TASK DESCRIPTION. Continue the quarterly report excerpt about the company's finances and its Yabuli resort, starting after its last sentence.

PROVIDED TEXT.
/---

March 31, 2013 December 31, 2012
(in thousands of Canadian dollars)
Accumulated deficit $ 294,749 $ 291,358
Working capital (deficiency) $ 67,824 $ 60,661
SUBSEQUENT EVENTS
In April 2013 the Company was made aware by the bank with an outstanding balance
of $41,300, that they are taking legal actions to demand repayment. As of the
reporting date that Company has not received any formal claim.
2013 FIRST QUARTER MAJOR CORPORATE DEVELOPMENTS
Club Med Resorts management has further improved the revenue of Sun Mountain
Yabuli Resort
The 2012-2013 winter season operations commenced on November 24, 2012 and closed
on March 24, 2013. ClubMed management and brand effect had further improved the
publicity and service quality of Yabuli Resorts, and attracted guests from all
over the world to come to Yabuli to enjoy the beautiful scenery and various ski
facilities. Total revenue generated in 2012-2013 winter season reached $8.26
million (2012 Q4 plus 2013 Q1), representing a 6% increase compared to last year
($7.77 million).

\---

Dataset records.
/---

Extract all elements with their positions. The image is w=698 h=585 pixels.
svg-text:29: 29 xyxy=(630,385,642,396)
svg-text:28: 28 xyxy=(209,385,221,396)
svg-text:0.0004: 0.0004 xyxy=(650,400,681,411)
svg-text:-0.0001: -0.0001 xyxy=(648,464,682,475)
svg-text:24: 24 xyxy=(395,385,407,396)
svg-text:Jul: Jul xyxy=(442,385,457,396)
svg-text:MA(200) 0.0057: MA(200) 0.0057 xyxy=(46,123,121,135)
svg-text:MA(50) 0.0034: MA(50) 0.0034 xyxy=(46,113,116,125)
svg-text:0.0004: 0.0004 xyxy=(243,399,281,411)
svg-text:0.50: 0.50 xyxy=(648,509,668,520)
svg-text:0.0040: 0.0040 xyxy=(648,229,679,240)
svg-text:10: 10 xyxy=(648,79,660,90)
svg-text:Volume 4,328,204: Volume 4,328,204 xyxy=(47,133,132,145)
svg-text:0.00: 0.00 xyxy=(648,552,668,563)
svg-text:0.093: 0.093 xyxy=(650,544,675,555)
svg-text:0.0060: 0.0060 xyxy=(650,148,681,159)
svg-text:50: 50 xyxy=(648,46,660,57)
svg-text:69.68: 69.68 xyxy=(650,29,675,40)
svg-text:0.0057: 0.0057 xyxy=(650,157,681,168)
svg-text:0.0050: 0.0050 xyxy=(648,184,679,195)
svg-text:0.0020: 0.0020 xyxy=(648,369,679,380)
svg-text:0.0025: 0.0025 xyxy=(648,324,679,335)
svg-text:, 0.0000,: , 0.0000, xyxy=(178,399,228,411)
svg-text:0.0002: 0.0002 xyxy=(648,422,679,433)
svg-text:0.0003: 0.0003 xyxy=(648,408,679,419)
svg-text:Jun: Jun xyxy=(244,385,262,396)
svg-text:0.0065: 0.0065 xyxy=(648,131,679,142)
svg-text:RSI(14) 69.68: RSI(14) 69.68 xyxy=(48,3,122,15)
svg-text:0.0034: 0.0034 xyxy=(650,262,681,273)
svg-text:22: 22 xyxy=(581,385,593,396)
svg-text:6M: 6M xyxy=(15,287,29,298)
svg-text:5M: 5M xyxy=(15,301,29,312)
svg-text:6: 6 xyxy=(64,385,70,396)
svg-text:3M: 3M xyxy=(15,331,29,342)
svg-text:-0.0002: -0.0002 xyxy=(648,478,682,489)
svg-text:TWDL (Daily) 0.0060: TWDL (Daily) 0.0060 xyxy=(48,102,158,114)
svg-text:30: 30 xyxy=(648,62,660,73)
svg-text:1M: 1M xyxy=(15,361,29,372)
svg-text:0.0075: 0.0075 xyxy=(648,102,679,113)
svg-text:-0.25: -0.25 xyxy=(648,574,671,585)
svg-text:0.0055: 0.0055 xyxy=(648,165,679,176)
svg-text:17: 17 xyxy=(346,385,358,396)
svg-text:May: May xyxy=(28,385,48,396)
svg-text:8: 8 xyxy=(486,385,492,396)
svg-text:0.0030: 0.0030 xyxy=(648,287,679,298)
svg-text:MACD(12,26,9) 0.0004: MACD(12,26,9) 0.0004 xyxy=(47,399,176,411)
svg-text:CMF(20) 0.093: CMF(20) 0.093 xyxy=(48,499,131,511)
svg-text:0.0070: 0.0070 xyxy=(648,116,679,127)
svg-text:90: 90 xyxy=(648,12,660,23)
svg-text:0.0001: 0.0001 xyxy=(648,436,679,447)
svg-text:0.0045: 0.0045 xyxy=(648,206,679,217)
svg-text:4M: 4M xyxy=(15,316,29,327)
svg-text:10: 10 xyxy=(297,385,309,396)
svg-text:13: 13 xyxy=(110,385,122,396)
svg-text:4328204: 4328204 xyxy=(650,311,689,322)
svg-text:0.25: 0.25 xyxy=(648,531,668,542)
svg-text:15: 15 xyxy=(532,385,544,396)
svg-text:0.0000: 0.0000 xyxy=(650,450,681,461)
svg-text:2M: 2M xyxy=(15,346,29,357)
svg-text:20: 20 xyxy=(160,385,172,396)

\---

RESPONSE.
Loan Defaults
On March 31, 2013 the Company defaulted on its third principal payment of 6.54
million (RMB 40 million) under its $40.85 million (RMB 250 million) loan
agreement with the China Construction Bank ("Construction Bank"). According to
the Loan Agreement between Yabuli and Construction Bank, Construction Bank has
the right to accelerate Yabuli's obligation to repay the entire unpaid principal
plus interest immediately and to take legal actions to enforce on the security.
The collaterals associated with the loan agreement are made up of the Company's
land use rights and property and equipment with a carrying value of
approximately $65.39 million as at March 31, 2013. During the Company's initial
negotiation with the bank, the bank required the Company to repay the interest.
However, the Company has stopped the interest payment starting from February
2012. As a result, negotiations have ceased and the bank has indicated their
intention to take possession of the pledged assets if the loan principal and
interest are not repaid in full. On March 31, 2013 the principal and interest
owing was $41,300. As of the reporting date that Company has not received any
formal claim.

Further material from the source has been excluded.